>> BEGIN THE DATA
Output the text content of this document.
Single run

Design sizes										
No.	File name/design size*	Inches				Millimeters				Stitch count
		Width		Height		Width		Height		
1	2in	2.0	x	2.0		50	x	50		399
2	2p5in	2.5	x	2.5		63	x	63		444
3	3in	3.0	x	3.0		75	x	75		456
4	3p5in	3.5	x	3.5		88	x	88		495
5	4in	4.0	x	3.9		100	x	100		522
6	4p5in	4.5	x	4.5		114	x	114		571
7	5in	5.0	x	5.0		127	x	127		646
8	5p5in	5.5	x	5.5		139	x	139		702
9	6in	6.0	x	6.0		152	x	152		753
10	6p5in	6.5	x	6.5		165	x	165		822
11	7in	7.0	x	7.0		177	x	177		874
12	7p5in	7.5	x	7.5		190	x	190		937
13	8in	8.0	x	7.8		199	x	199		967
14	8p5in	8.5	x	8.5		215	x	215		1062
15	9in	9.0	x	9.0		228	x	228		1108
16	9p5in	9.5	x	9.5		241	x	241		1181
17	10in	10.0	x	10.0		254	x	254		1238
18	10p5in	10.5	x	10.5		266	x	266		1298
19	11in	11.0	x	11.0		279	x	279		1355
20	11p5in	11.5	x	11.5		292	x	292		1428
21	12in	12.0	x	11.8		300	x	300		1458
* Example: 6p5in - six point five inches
>> END THE DATA
WHAT IS ASKED – Print the records above exactly as they appear.

WRITTEN RESPONSE –
Output the text content of this document.
Single run

Design sizes										
No.	File name/design size*	Inches				Millimeters				Stitch count
		Width		Height		Width		Height		
1	2in	2.0	x	2.0		50	x	50		399
2	2p5in	2.5	x	2.5		63	x	63		444
3	3in	3.0	x	3.0		75	x	75		456
4	3p5in	3.5	x	3.5		88	x	88		495
5	4in	4.0	x	3.9		100	x	100		522
6	4p5in	4.5	x	4.5		114	x	114		571
7	5in	5.0	x	5.0		127	x	127		646
8	5p5in	5.5	x	5.5		139	x	139		702
9	6in	6.0	x	6.0		152	x	152		753
10	6p5in	6.5	x	6.5		165	x	165		822
11	7in	7.0	x	7.0		177	x	177		874
12	7p5in	7.5	x	7.5		190	x	190		937
13	8in	8.0	x	7.8		199	x	199		967
14	8p5in	8.5	x	8.5		215	x	215		1062
15	9in	9.0	x	9.0		228	x	228		1108
16	9p5in	9.5	x	9.5		241	x	241		1181
17	10in	10.0	x	10.0		254	x	254		1238
18	10p5in	10.5	x	10.5		266	x	266		1298
19	11in	11.0	x	11.0		279	x	279		1355
20	11p5in	11.5	x	11.5		292	x	292		1428
21	12in	12.0	x	11.8		300	x	300		1458
* Example: 6p5in - six point five inches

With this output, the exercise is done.